- [Problems and tasks]
a. In the text on amplifier attenuation, what is the device placed between an amp's output and its speaker called?
b. Continue the text on amplifier attenuation from its last sentence.

- [Extracted text]
January 02 2006

Projects Amplifier Attenuation


Table of Contents


    Guitar amps are wonderful things, but they’ve often got this little problem. They’re loud. I got into building DIY amps because of that. My Music Man HD130 was just ridiculously loud. I mean, we’re talking jet airplane kind of loud here. Guitarists are constantly struggling with how to get great tone at lower volume. Amptone is pretty much dedicated entirely to that and has a huge collection of information on the subject.

    One method of lowering the volume of a cranked amplifier is to place a device inbetween the output of the amp and the speaker or speakers it’s driving. This device is called a power attenuator. Its purpose is to send a reduced signal to the speaker, which will result in a lower volume, while allowing the amplifier to work as normal.

- [Dataset]
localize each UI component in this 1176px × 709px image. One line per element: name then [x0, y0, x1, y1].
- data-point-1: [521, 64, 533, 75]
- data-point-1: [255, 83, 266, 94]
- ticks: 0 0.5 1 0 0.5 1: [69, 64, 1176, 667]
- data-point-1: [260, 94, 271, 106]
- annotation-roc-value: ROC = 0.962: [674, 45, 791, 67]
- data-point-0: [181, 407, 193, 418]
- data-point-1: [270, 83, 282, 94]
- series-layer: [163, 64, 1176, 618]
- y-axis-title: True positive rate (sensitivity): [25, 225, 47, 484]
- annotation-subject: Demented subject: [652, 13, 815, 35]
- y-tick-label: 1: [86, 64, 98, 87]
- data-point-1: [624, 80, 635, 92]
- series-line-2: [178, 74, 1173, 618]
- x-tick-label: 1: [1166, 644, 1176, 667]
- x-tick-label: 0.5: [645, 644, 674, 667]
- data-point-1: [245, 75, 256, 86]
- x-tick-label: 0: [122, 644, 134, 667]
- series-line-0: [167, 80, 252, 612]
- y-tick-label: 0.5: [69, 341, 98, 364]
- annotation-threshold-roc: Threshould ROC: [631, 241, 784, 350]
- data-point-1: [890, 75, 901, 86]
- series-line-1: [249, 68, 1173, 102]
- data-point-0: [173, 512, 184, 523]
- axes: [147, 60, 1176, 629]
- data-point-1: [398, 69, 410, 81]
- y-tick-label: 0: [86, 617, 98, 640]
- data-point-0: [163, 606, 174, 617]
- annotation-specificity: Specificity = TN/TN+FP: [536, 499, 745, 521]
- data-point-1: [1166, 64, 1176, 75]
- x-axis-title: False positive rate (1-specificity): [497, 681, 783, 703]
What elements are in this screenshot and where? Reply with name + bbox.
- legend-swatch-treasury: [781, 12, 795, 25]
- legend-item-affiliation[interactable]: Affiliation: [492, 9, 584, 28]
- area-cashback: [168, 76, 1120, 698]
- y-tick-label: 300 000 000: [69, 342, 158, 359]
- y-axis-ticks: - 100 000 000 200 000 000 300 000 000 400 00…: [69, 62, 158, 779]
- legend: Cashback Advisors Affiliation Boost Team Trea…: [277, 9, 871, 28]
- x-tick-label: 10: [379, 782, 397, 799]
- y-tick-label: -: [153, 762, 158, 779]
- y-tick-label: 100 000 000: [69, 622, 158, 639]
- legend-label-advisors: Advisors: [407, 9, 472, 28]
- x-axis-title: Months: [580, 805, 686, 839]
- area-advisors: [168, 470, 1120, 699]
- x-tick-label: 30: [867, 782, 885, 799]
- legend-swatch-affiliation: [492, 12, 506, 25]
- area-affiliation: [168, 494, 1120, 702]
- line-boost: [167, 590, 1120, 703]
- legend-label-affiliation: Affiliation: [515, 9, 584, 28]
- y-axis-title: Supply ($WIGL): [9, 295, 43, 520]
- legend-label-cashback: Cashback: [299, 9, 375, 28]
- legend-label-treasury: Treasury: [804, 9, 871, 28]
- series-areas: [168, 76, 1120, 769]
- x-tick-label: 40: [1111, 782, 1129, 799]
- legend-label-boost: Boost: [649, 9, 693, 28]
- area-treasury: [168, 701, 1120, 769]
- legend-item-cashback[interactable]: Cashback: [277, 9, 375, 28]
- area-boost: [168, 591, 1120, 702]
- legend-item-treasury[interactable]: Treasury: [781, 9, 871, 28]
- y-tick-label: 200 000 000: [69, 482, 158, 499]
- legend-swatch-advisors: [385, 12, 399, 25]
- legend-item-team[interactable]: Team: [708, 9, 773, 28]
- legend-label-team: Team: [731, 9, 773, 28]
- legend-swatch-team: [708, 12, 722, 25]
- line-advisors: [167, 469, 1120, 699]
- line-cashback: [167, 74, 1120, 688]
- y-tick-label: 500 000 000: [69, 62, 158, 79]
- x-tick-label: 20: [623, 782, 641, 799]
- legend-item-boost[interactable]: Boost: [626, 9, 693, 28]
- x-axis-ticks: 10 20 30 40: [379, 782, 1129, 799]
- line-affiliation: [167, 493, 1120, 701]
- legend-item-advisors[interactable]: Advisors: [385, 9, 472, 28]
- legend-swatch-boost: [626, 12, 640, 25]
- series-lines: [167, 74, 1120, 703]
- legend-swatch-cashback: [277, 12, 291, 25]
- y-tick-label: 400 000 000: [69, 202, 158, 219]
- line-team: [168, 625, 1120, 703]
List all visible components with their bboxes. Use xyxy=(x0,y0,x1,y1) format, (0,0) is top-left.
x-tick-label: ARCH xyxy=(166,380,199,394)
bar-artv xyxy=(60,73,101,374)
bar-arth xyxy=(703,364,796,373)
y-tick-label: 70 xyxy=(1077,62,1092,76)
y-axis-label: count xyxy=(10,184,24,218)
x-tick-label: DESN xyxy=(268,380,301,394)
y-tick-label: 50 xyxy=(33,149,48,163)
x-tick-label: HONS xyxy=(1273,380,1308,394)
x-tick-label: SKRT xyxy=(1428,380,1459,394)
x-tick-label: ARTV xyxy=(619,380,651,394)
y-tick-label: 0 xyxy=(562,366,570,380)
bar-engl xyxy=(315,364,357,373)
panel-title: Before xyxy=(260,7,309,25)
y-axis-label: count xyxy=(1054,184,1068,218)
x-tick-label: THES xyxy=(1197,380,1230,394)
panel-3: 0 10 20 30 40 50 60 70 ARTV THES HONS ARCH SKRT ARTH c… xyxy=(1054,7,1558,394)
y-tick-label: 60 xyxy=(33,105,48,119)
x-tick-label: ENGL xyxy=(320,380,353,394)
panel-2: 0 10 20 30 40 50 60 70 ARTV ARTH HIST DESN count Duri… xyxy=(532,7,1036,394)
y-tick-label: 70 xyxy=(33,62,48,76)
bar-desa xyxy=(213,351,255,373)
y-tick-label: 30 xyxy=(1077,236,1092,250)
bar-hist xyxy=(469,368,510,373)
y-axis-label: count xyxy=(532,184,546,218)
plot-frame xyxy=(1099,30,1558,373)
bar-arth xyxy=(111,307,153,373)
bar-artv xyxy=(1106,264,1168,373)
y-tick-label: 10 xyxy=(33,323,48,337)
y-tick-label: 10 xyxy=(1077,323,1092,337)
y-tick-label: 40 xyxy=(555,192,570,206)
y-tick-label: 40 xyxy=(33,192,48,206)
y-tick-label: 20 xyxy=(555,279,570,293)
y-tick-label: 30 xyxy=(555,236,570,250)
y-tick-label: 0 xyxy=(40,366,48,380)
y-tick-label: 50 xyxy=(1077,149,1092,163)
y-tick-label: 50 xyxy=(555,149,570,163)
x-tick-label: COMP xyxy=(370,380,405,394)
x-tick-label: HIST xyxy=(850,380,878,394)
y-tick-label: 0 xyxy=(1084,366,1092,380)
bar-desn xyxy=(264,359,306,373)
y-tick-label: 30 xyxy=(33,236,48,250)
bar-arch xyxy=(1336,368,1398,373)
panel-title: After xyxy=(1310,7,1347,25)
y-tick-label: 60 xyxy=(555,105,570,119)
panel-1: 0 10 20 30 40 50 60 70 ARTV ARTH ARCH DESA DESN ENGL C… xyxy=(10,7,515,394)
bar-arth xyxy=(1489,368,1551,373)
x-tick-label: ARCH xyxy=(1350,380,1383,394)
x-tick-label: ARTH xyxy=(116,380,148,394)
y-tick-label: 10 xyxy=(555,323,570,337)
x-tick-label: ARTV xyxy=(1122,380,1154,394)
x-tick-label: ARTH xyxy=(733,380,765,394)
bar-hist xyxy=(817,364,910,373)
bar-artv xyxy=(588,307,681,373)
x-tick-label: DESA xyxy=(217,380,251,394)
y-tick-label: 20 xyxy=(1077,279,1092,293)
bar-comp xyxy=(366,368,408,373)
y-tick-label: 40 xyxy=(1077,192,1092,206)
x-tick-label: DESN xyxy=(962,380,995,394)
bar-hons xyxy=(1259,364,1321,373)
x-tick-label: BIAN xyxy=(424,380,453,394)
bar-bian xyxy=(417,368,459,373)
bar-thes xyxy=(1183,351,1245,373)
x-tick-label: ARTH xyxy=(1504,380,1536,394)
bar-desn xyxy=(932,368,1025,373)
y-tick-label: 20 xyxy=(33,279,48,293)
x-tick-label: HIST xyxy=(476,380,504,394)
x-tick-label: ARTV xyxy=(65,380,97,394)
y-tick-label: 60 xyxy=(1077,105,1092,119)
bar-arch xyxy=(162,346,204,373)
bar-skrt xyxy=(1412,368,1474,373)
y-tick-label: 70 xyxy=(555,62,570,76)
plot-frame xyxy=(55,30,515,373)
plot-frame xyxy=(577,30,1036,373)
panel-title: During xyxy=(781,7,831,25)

- [Expected results]
a. A power attenuator.

b.
    An L-Pad is a very simple, purely resistive, voltage dividerattenuator. It consists of 2 resistors, one in series with the speaker, and one in parallel with it. The ratio between the 2 forms a voltage divider. There’s a useful L-Pad calculatorwhich you can plug an impedance and desired dB attenuation and it will spit out values for R1 and R2. Or, I’ve included a table below with the values necessary for -3 through -15 dB in 3 dB increments at 4 and 8 ohms.

    I’ve heard it mentioned that purely resistive attenuation seems to sound fine for low power amps, but higher powered amps need a reactive load to sound more natural under heavy attenuation. I built an L-Pad into the 8” speaker cabinet I built for my Moonlight. It has a single 8”, 4 ohm Jensen reissue speaker and a rotary switch allowing

    for the selection of no attenuation, -6dB, -9dB, -12dB, and -15dB. It’s quite effective. The higher attenuation settings do sound fairly weak to the ear, but that’s due in part to the fact that, when driven by a 1W amp, the SPL at -15dB is extremely low. I’ve excellent results close-miking the speaker for recording at -9dB and -12dB.

    dB Z R1 (ohms) R2 (ohms)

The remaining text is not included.